-- PROVIDED INFORMATION start --

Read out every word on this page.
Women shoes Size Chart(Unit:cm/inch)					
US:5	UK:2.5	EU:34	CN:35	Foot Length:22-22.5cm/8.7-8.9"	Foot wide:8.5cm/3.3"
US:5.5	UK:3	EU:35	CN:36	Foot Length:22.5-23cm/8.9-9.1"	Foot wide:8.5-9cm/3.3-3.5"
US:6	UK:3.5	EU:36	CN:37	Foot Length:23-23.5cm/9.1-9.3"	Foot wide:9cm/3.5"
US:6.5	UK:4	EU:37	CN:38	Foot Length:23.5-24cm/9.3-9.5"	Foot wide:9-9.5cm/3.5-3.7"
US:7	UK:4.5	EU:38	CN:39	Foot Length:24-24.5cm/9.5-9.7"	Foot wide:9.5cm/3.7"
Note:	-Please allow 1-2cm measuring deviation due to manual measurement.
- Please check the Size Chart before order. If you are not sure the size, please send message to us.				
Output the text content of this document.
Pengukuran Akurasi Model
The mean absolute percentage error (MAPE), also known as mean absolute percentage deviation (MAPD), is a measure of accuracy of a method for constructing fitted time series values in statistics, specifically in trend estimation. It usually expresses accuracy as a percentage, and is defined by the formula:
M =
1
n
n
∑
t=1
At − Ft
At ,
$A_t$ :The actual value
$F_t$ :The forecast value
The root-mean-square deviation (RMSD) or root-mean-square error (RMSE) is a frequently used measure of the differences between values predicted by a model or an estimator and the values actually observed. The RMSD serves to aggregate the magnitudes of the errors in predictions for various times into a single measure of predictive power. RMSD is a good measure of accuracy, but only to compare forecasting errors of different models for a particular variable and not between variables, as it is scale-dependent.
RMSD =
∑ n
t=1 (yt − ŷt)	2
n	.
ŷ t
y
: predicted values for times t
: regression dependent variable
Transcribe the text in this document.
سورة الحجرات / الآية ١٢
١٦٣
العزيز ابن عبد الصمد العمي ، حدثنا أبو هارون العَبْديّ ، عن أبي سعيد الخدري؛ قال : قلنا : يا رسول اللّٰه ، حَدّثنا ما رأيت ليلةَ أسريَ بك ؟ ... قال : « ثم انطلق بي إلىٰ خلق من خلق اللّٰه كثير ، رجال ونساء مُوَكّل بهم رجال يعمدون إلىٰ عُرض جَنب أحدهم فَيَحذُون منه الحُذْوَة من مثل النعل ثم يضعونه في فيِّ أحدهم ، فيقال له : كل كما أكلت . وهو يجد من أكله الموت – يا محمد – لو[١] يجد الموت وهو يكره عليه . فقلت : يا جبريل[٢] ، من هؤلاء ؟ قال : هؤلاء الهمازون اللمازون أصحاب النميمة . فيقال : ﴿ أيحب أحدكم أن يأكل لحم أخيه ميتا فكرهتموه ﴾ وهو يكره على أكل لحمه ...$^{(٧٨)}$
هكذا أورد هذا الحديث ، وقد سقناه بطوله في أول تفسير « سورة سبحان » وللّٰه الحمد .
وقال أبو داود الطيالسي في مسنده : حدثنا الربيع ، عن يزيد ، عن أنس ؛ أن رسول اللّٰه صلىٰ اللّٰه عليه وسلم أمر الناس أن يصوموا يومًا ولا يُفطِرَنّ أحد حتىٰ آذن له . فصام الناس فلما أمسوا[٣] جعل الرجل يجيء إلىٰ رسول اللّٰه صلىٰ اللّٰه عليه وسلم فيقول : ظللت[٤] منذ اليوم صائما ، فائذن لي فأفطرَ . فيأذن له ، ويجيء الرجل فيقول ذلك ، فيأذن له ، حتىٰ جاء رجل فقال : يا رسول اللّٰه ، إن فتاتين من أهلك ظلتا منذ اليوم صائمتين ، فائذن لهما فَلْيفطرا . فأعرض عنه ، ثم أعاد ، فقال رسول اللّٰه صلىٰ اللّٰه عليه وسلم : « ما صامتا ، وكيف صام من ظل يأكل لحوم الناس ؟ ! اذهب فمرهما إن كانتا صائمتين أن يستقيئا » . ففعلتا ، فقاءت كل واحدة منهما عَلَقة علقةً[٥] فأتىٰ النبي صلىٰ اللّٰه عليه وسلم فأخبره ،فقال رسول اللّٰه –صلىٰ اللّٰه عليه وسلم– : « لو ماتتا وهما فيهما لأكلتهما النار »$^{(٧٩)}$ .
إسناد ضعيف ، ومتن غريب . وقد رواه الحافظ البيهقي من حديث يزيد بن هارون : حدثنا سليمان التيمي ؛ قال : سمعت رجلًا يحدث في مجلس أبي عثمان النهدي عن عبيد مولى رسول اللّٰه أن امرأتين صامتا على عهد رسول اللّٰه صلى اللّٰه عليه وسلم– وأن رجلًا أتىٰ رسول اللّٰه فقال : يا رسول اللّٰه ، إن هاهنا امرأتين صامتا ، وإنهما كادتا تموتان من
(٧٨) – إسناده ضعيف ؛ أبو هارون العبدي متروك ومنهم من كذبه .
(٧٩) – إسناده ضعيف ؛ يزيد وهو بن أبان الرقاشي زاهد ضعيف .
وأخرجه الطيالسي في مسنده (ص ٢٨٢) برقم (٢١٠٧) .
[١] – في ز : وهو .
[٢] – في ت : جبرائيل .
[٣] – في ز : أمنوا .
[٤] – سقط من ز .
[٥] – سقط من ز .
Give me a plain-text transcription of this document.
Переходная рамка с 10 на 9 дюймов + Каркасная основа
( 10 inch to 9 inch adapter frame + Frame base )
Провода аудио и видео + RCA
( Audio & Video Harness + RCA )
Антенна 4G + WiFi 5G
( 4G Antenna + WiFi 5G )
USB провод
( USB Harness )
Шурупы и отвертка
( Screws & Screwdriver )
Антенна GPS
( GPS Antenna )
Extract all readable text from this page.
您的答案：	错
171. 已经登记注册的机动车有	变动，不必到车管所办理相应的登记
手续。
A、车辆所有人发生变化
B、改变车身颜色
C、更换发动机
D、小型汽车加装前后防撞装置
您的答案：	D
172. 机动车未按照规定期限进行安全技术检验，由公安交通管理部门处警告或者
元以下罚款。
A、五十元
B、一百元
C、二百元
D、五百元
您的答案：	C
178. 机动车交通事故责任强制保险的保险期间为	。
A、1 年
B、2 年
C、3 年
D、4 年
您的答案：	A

-- PROVIDED INFORMATION end --

Search the data above for the string "سورة" and return every line that has it.

TASK RESULT =
سورة الحجرات / الآية ١٢
هكذا أورد هذا الحديث ، وقد سقناه بطوله في أول تفسير « سورة سبحان » وللّٰه الحمد .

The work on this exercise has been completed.